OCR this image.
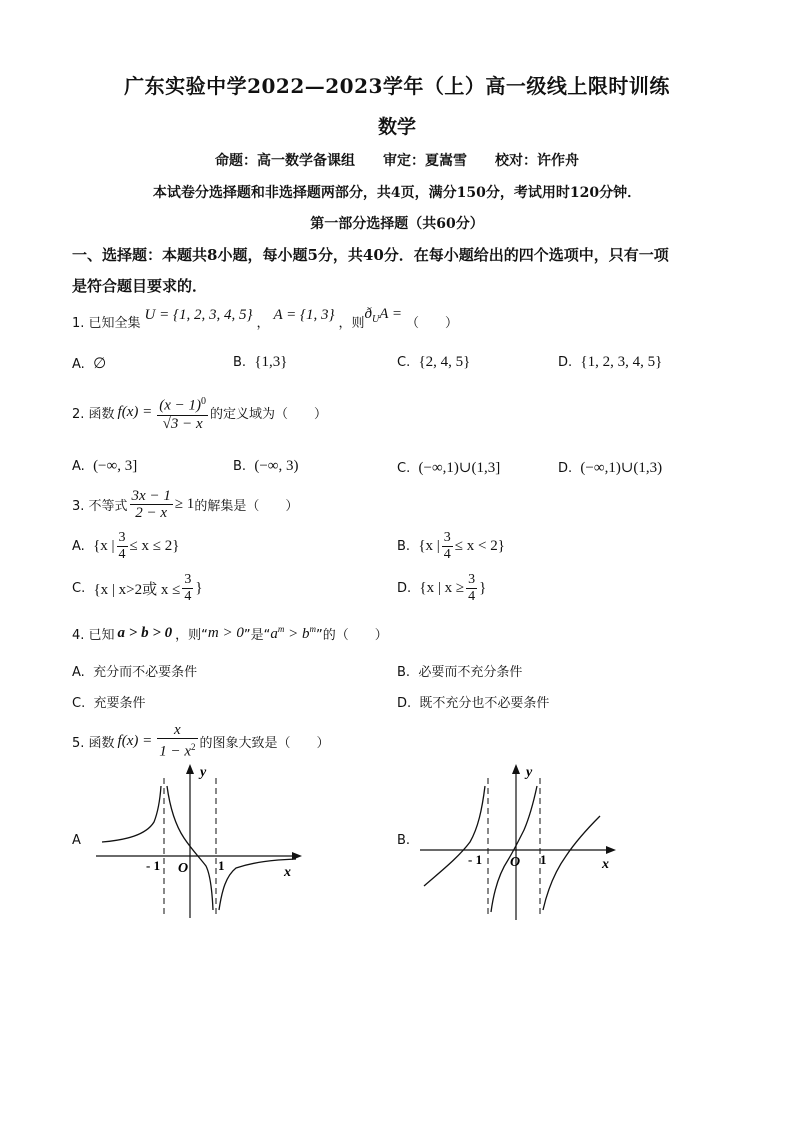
广东实验中学2022—2023学年（上）高一级线上限时训练
数学
命题：高一数学备课组　　审定：夏嵩雪　　校对：许作舟
本试卷分选择题和非选择题两部分，共4页，满分150分，考试用时120分钟．
第一部分选择题（共60分）
一、选择题：本题共8小题，每小题5分，共40分．在每小题给出的四个选项中，只有一项
是符合题目要求的．
1. 已知全集
U = {1, 2, 3, 4, 5}
，
A = {1, 3}
，则
$ð_UA$ =
（　　）
A. ∅	B. {1,3}	C. {2, 4, 5}	D. {1, 2, 3, 4, 5}
2. 函数 $f(x) = \frac{(x - 1)^0}{√3 - x}$ 的定义域为（　　）
A. (−∞, 3]	B. (−∞, 3)	C. (−∞,1)∪(1,3]	D. (−∞,1)∪(1,3)
3. 不等式 $\frac{3x - 1}{2 - x} \ge 1$ 的解集是（　　）
A.
{x | $\frac{3}{4} \le x \le 2$}	B.
{x | $\frac{3}{4} \le x < 2$}
C.
{x | x>2或 $x \le \frac{3}{4}$ }	D.
{x | $x \ge \frac{3}{4}$ }
4. 已知 a > b > 0 ，则“ m > 0 ”是“ $a^m > b^m$ ”的（　　）
A. 充分而不必要条件	B. 必要而不充分条件
C. 充要条件	D. 既不充分也不必要条件
5. 函数 $f(x) = \frac{x}{1 - x^2}$ 的图象大致是（　　）
A
y
x
O
- 1	1
B.
y
x
O
- 1	1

## WHAT THIS TASK INVOLVES
Using the material above, report each line where "frac" occurs.

## THE OUTPUT
2. 函数 $f(x) = \frac{(x - 1)^0}{√3 - x}$ 的定义域为（　　）
3. 不等式 $\frac{3x - 1}{2 - x} \ge 1$ 的解集是（　　）
{x | $\frac{3}{4} \le x \le 2$}	B.
{x | $\frac{3}{4} \le x < 2$}
{x | x>2或 $x \le \frac{3}{4}$ }	D.
{x | $x \ge \frac{3}{4}$ }
5. 函数 $f(x) = \frac{x}{1 - x^2}$ 的图象大致是（　　）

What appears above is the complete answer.